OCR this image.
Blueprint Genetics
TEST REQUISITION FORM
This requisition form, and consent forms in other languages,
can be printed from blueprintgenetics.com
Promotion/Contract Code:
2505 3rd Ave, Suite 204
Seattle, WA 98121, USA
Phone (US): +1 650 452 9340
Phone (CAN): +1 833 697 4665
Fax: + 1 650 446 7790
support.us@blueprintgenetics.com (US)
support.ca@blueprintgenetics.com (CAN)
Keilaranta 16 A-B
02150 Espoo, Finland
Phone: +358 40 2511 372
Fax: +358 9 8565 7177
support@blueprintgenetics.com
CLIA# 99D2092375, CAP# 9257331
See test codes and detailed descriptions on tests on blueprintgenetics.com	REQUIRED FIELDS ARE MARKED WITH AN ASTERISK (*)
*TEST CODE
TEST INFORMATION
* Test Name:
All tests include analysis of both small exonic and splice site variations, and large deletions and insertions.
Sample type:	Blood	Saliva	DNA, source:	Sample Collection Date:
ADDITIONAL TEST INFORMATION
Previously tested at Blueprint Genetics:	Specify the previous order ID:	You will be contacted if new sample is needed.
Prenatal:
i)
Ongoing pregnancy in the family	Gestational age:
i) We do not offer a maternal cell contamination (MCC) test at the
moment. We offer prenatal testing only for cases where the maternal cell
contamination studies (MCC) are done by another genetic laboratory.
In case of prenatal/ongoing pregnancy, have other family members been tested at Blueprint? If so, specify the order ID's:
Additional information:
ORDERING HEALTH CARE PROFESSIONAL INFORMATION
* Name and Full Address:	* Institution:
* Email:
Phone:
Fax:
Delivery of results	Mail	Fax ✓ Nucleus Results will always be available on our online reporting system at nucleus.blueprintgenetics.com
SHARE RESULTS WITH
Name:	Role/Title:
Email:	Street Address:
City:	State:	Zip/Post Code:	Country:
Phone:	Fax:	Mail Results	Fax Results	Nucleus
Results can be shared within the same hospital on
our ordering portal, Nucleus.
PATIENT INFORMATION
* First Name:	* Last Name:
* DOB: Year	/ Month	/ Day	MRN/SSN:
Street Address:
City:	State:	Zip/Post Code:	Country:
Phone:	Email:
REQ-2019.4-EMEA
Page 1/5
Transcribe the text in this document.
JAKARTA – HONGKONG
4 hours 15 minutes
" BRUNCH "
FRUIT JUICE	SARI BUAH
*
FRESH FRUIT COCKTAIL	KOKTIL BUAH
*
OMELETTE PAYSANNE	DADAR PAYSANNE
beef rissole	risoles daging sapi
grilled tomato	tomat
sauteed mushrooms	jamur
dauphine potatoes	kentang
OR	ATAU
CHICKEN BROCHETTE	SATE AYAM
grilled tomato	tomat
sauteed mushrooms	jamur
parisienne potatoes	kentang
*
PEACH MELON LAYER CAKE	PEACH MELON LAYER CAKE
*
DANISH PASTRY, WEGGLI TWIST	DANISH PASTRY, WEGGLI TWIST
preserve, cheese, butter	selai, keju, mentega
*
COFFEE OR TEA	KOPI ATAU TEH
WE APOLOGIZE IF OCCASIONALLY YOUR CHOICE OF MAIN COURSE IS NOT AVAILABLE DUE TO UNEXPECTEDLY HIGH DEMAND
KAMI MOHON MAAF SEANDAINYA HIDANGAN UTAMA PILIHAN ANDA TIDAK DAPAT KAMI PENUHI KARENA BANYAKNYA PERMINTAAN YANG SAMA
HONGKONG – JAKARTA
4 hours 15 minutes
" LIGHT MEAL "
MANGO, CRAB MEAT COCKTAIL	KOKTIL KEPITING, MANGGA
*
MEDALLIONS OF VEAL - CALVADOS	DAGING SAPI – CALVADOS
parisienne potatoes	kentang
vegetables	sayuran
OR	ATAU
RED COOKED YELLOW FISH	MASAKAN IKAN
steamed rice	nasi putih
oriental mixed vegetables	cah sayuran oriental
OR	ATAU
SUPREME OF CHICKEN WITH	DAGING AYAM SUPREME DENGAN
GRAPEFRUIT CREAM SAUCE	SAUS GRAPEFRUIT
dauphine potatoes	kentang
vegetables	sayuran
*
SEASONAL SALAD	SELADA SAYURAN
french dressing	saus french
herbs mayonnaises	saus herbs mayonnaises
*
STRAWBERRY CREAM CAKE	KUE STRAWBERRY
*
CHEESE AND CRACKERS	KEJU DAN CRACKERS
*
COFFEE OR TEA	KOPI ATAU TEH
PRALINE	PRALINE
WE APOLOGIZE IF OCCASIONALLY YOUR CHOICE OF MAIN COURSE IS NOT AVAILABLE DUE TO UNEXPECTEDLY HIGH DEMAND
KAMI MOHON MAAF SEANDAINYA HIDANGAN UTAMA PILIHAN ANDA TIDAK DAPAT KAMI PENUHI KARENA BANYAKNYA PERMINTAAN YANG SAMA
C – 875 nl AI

▶ Exercise
Write out every record verbatim.

▶ Written solution
OCR this image.
Blueprint Genetics
TEST REQUISITION FORM
This requisition form, and consent forms in other languages,
can be printed from blueprintgenetics.com
Promotion/Contract Code:
2505 3rd Ave, Suite 204
Seattle, WA 98121, USA
Phone (US): +1 650 452 9340
Phone (CAN): +1 833 697 4665
Fax: + 1 650 446 7790
support.us@blueprintgenetics.com (US)
support.ca@blueprintgenetics.com (CAN)
Keilaranta 16 A-B
02150 Espoo, Finland
Phone: +358 40 2511 372
Fax: +358 9 8565 7177
support@blueprintgenetics.com
CLIA# 99D2092375, CAP# 9257331
See test codes and detailed descriptions on tests on blueprintgenetics.com	REQUIRED FIELDS ARE MARKED WITH AN ASTERISK (*)
*TEST CODE
TEST INFORMATION
* Test Name:
All tests include analysis of both small exonic and splice site variations, and large deletions and insertions.
Sample type:	Blood	Saliva	DNA, source:	Sample Collection Date:
ADDITIONAL TEST INFORMATION
Previously tested at Blueprint Genetics:	Specify the previous order ID:	You will be contacted if new sample is needed.
Prenatal:
i)
Ongoing pregnancy in the family	Gestational age:
i) We do not offer a maternal cell contamination (MCC) test at the
moment. We offer prenatal testing only for cases where the maternal cell
contamination studies (MCC) are done by another genetic laboratory.
In case of prenatal/ongoing pregnancy, have other family members been tested at Blueprint? If so, specify the order ID's:
Additional information:
ORDERING HEALTH CARE PROFESSIONAL INFORMATION
* Name and Full Address:	* Institution:
* Email:
Phone:
Fax:
Delivery of results	Mail	Fax ✓ Nucleus Results will always be available on our online reporting system at nucleus.blueprintgenetics.com
SHARE RESULTS WITH
Name:	Role/Title:
Email:	Street Address:
City:	State:	Zip/Post Code:	Country:
Phone:	Fax:	Mail Results	Fax Results	Nucleus
Results can be shared within the same hospital on
our ordering portal, Nucleus.
PATIENT INFORMATION
* First Name:	* Last Name:
* DOB: Year	/ Month	/ Day	MRN/SSN:
Street Address:
City:	State:	Zip/Post Code:	Country:
Phone:	Email:
REQ-2019.4-EMEA
Page 1/5
Transcribe the text in this document.
JAKARTA – HONGKONG
4 hours 15 minutes
" BRUNCH "
FRUIT JUICE	SARI BUAH
*
FRESH FRUIT COCKTAIL	KOKTIL BUAH
*
OMELETTE PAYSANNE	DADAR PAYSANNE
beef rissole	risoles daging sapi
grilled tomato	tomat
sauteed mushrooms	jamur
dauphine potatoes	kentang
OR	ATAU
CHICKEN BROCHETTE	SATE AYAM
grilled tomato	tomat
sauteed mushrooms	jamur
parisienne potatoes	kentang
*
PEACH MELON LAYER CAKE	PEACH MELON LAYER CAKE
*
DANISH PASTRY, WEGGLI TWIST	DANISH PASTRY, WEGGLI TWIST
preserve, cheese, butter	selai, keju, mentega
*
COFFEE OR TEA	KOPI ATAU TEH
WE APOLOGIZE IF OCCASIONALLY YOUR CHOICE OF MAIN COURSE IS NOT AVAILABLE DUE TO UNEXPECTEDLY HIGH DEMAND
KAMI MOHON MAAF SEANDAINYA HIDANGAN UTAMA PILIHAN ANDA TIDAK DAPAT KAMI PENUHI KARENA BANYAKNYA PERMINTAAN YANG SAMA
HONGKONG – JAKARTA
4 hours 15 minutes
" LIGHT MEAL "
MANGO, CRAB MEAT COCKTAIL	KOKTIL KEPITING, MANGGA
*
MEDALLIONS OF VEAL - CALVADOS	DAGING SAPI – CALVADOS
parisienne potatoes	kentang
vegetables	sayuran
OR	ATAU
RED COOKED YELLOW FISH	MASAKAN IKAN
steamed rice	nasi putih
oriental mixed vegetables	cah sayuran oriental
OR	ATAU
SUPREME OF CHICKEN WITH	DAGING AYAM SUPREME DENGAN
GRAPEFRUIT CREAM SAUCE	SAUS GRAPEFRUIT
dauphine potatoes	kentang
vegetables	sayuran
*
SEASONAL SALAD	SELADA SAYURAN
french dressing	saus french
herbs mayonnaises	saus herbs mayonnaises
*
STRAWBERRY CREAM CAKE	KUE STRAWBERRY
*
CHEESE AND CRACKERS	KEJU DAN CRACKERS
*
COFFEE OR TEA	KOPI ATAU TEH
PRALINE	PRALINE
WE APOLOGIZE IF OCCASIONALLY YOUR CHOICE OF MAIN COURSE IS NOT AVAILABLE DUE TO UNEXPECTEDLY HIGH DEMAND
KAMI MOHON MAAF SEANDAINYA HIDANGAN UTAMA PILIHAN ANDA TIDAK DAPAT KAMI PENUHI KARENA BANYAKNYA PERMINTAAN YANG SAMA
C – 875 nl AI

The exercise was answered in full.